**WRITTEN EXERCISE**
Transcribe every record that appears below, exactly and in full.

**MATERIAL SUPPLIED**

——

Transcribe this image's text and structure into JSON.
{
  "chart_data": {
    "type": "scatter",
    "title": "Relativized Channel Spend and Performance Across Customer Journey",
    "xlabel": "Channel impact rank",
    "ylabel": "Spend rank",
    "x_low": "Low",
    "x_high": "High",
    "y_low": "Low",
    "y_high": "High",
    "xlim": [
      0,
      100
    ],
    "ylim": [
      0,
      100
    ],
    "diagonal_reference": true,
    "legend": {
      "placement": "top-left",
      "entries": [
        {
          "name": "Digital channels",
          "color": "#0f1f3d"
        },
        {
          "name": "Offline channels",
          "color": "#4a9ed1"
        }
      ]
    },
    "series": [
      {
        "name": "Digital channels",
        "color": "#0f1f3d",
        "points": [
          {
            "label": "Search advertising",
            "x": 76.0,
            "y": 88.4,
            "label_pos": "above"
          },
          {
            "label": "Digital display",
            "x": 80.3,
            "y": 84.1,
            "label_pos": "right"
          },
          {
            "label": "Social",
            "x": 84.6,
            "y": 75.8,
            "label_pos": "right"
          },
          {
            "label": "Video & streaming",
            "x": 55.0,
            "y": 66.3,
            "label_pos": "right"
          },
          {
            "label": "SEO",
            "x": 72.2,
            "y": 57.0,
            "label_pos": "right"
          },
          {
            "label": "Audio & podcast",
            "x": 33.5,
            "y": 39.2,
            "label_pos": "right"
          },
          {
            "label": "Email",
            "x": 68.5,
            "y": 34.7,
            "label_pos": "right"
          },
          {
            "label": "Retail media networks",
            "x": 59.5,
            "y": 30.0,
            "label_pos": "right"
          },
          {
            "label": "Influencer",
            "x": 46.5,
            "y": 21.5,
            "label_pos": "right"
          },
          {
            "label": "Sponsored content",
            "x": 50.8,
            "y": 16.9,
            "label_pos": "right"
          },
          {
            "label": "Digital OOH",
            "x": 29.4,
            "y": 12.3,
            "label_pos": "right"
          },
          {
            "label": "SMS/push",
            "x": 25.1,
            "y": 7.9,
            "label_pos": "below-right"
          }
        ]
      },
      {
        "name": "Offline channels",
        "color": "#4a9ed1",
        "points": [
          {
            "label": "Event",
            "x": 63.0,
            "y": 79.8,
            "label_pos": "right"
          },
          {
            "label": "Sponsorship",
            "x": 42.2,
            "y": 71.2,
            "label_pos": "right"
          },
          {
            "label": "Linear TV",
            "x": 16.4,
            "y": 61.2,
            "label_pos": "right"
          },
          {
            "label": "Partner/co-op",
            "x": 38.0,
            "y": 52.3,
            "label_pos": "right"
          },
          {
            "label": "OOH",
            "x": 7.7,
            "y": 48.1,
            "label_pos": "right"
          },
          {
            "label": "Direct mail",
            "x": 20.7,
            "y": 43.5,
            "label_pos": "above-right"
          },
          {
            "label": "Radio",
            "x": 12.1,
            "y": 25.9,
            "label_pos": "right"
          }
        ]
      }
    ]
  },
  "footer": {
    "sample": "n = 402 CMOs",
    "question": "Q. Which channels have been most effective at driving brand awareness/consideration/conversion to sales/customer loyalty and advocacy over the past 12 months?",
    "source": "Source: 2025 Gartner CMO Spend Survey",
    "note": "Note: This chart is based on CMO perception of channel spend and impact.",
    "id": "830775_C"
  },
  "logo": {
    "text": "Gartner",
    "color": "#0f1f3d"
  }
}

——

**WORKED ANSWER**
Transcribe this image's text and structure into JSON.
{
  "chart_data": {
    "type": "scatter",
    "title": "Relativized Channel Spend and Performance Across Customer Journey",
    "xlabel": "Channel impact rank",
    "ylabel": "Spend rank",
    "x_low": "Low",
    "x_high": "High",
    "y_low": "Low",
    "y_high": "High",
    "xlim": [
      0,
      100
    ],
    "ylim": [
      0,
      100
    ],
    "diagonal_reference": true,
    "legend": {
      "placement": "top-left",
      "entries": [
        {
          "name": "Digital channels",
          "color": "#0f1f3d"
        },
        {
          "name": "Offline channels",
          "color": "#4a9ed1"
        }
      ]
    },
    "series": [
      {
        "name": "Digital channels",
        "color": "#0f1f3d",
        "points": [
          {
            "label": "Search advertising",
            "x": 76.0,
            "y": 88.4,
            "label_pos": "above"
          },
          {
            "label": "Digital display",
            "x": 80.3,
            "y": 84.1,
            "label_pos": "right"
          },
          {
            "label": "Social",
            "x": 84.6,
            "y": 75.8,
            "label_pos": "right"
          },
          {
            "label": "Video & streaming",
            "x": 55.0,
            "y": 66.3,
            "label_pos": "right"
          },
          {
            "label": "SEO",
            "x": 72.2,
            "y": 57.0,
            "label_pos": "right"
          },
          {
            "label": "Audio & podcast",
            "x": 33.5,
            "y": 39.2,
            "label_pos": "right"
          },
          {
            "label": "Email",
            "x": 68.5,
            "y": 34.7,
            "label_pos": "right"
          },
          {
            "label": "Retail media networks",
            "x": 59.5,
            "y": 30.0,
            "label_pos": "right"
          },
          {
            "label": "Influencer",
            "x": 46.5,
            "y": 21.5,
            "label_pos": "right"
          },
          {
            "label": "Sponsored content",
            "x": 50.8,
            "y": 16.9,
            "label_pos": "right"
          },
          {
            "label": "Digital OOH",
            "x": 29.4,
            "y": 12.3,
            "label_pos": "right"
          },
          {
            "label": "SMS/push",
            "x": 25.1,
            "y": 7.9,
            "label_pos": "below-right"
          }
        ]
      },
      {
        "name": "Offline channels",
        "color": "#4a9ed1",
        "points": [
          {
            "label": "Event",
            "x": 63.0,
            "y": 79.8,
            "label_pos": "right"
          },
          {
            "label": "Sponsorship",
            "x": 42.2,
            "y": 71.2,
            "label_pos": "right"
          },
          {
            "label": "Linear TV",
            "x": 16.4,
            "y": 61.2,
            "label_pos": "right"
          },
          {
            "label": "Partner/co-op",
            "x": 38.0,
            "y": 52.3,
            "label_pos": "right"
          },
          {
            "label": "OOH",
            "x": 7.7,
            "y": 48.1,
            "label_pos": "right"
          },
          {
            "label": "Direct mail",
            "x": 20.7,
            "y": 43.5,
            "label_pos": "above-right"
          },
          {
            "label": "Radio",
            "x": 12.1,
            "y": 25.9,
            "label_pos": "right"
          }
        ]
      }
    ]
  },
  "footer": {
    "sample": "n = 402 CMOs",
    "question": "Q. Which channels have been most effective at driving brand awareness/consideration/conversion to sales/customer loyalty and advocacy over the past 12 months?",
    "source": "Source: 2025 Gartner CMO Spend Survey",
    "note": "Note: This chart is based on CMO perception of channel spend and impact.",
    "id": "830775_C"
  },
  "logo": {
    "text": "Gartner",
    "color": "#0f1f3d"
  }
}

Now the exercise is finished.